● Exercise requirements:
A. Answer these about the article on dependency inversion:
(i) In what language are all the examples written?
(ii) In the first example, where does the Car class create its concrete Engine?
(iii) What should the abstraction represent, according to the last paragraph?
B. Retype the part of the dependency inversion article that begins at the words "Let’s first define" and stops after "Inversion Principle (DIP).".

Supplied passage START

Dependency Inversion Principle, Dependency Injection and Inversion Of Control
I’m a big fan of Dependency Injection pattern since it allows me to create more testable, maintainable and loosely coupled components. While it is easy to apply this pattern if you’ve seen some code samples you need more time to understand principles and terms around this pattern. In this article I will try to illustrate differences between those terms and explain how they come to work together.
I will use well known car/engine example in this article but any example with dependency will do. All examples are written in C# language.
Let’s first define few example classes:
public class Engine {}
public class Car
{
private Engine _engine;
public Car()
{
_engine = new Engine();
}
}
n the example above we can see that Car (higher level component) depends on Engine (lower level component). At some point we may need to make car more reusable, for example to be able to work with different engines. It’s obvious that example above isn’t good enough since our Car class creates concrete Engine inside its constructor. How can we tackle that problem? By applying Dependency Inversion Principle (DIP).
Dependency Inversion Principle
DIP principle simply states that higher level modules should not depend on lower level modules but both should depend on abstractions. Higher level module should also own this abstraction effectively now making lower level module depend on that abstraction and thus depend on higher level module.
Example:
public interface IEngine {}
public class Engine: IEngine {}
public class Car
{
private IEngine _engine;
}
In this example we can see that our Car now depends on abstraction rather then concrete Engine type, also concrete Engine implements our abstraction which must be packaged with Car to satisfy DIP principle. Another way of saying this would be that abstraction should represent Car needs not Engine possibilities.

Supplied passage END
Data extracts START

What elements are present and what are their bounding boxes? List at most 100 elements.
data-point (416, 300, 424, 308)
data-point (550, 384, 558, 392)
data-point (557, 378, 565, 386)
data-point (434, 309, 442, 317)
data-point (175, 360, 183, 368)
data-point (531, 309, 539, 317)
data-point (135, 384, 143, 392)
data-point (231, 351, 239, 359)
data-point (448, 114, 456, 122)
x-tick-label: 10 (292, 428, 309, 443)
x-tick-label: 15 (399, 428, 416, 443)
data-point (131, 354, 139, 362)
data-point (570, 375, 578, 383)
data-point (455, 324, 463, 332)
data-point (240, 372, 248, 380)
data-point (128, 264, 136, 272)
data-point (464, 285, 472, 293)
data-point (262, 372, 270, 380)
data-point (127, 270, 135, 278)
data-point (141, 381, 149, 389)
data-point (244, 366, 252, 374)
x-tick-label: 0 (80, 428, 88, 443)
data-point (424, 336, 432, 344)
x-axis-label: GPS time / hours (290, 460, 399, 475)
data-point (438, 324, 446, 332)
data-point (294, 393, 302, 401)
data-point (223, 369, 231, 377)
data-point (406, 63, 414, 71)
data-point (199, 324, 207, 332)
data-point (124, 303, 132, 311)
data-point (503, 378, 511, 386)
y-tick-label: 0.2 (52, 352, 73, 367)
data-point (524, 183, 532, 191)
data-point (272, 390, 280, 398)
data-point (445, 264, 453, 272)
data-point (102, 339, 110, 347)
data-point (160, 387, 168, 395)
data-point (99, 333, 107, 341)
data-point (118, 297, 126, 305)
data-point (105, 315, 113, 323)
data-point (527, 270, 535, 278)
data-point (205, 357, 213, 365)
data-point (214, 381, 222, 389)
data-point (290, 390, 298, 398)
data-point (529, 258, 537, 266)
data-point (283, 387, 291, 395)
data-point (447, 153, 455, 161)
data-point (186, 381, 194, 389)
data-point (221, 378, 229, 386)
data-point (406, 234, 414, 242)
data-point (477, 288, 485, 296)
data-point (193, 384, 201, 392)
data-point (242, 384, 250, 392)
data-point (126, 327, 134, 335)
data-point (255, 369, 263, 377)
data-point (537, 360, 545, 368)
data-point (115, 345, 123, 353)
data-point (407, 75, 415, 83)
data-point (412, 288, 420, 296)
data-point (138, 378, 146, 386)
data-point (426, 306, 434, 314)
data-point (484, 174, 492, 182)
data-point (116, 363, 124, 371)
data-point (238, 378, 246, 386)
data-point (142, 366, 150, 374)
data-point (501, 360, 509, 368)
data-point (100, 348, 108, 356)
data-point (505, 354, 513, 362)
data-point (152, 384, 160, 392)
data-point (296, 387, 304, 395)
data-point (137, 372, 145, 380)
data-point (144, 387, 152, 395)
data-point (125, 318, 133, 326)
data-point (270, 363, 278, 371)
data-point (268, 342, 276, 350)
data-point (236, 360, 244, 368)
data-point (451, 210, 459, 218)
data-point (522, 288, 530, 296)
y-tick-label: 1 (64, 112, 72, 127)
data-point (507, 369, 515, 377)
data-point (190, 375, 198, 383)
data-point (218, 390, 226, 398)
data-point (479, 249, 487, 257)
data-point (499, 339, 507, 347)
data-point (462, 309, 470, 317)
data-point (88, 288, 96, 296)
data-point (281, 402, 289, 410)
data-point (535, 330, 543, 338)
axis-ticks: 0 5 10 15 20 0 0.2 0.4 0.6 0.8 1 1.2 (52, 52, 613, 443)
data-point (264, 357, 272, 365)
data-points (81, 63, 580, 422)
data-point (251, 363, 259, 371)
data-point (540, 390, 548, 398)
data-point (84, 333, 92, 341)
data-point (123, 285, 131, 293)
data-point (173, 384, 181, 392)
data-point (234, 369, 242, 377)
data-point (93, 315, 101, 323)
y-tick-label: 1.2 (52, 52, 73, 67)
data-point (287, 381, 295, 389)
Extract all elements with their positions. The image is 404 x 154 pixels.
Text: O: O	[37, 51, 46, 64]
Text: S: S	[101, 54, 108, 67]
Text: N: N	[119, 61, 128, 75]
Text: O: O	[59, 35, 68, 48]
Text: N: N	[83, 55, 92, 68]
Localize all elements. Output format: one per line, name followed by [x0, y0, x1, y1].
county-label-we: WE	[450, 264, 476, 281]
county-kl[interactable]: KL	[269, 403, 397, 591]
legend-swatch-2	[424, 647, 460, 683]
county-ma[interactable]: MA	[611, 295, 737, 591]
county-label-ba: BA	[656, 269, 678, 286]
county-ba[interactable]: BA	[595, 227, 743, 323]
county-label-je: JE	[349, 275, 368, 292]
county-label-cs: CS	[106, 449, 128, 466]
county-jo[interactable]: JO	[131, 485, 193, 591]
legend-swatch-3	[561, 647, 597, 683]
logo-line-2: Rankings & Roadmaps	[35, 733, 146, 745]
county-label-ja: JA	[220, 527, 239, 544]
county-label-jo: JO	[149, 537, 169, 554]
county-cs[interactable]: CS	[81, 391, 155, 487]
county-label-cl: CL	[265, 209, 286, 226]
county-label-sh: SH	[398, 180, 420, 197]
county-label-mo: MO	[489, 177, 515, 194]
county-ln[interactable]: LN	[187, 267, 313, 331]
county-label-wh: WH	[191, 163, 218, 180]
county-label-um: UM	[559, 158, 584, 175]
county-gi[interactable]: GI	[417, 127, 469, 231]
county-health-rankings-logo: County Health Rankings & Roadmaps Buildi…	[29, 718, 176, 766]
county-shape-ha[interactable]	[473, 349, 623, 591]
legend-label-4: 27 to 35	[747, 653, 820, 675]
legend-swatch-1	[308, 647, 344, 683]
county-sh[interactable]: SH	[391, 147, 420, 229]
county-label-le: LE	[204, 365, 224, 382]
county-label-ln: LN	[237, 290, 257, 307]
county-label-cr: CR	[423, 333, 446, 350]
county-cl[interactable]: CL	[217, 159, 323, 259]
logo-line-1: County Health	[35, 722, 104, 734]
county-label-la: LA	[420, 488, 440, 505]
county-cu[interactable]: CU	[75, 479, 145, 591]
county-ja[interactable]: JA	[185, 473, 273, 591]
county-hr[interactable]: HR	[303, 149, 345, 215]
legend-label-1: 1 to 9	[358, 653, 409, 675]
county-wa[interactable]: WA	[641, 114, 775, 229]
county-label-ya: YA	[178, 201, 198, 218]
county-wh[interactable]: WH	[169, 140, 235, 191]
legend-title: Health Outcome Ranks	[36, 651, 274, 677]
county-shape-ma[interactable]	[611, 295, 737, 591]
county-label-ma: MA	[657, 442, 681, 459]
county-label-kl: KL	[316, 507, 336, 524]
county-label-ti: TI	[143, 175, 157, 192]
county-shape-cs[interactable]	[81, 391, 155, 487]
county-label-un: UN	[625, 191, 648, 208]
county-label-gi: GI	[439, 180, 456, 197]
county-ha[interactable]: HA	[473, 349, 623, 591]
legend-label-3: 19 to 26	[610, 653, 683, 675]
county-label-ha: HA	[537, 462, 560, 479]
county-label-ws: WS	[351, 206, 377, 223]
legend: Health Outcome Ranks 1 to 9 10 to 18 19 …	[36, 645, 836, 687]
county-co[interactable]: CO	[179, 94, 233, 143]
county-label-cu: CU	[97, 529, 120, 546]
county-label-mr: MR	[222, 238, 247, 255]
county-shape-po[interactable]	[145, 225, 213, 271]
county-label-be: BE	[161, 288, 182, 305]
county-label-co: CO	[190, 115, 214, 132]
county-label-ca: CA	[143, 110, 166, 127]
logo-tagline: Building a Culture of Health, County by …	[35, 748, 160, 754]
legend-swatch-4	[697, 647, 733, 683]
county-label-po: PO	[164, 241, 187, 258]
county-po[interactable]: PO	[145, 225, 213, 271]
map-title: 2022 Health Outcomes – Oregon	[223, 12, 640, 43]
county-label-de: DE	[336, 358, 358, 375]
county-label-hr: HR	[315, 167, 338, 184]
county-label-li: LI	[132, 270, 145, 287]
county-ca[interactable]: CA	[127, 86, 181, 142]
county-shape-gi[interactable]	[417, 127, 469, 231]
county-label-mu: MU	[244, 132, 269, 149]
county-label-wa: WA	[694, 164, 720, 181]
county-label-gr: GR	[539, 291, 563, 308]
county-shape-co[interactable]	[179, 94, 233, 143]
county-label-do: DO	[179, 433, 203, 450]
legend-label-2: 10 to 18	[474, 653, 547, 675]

Data extracts END

● Responses per task:
A.
(i) C#
(ii) Inside its constructor
(iii) Car needs, not Engine possibilities

B.
Let’s first define few example classes:
public class Engine {}
public class Car
{
private Engine _engine;
public Car()
{
_engine = new Engine();
}
}
n the example above we can see that Car (higher level component) depends on Engine (lower level component). At some point we may need to make car more reusable, for example to be able to work with different engines. It’s obvious that example above isn’t good enough since our Car class creates concrete Engine inside its constructor. How can we tackle that problem? By applying Dependency Inversion Principle (DIP).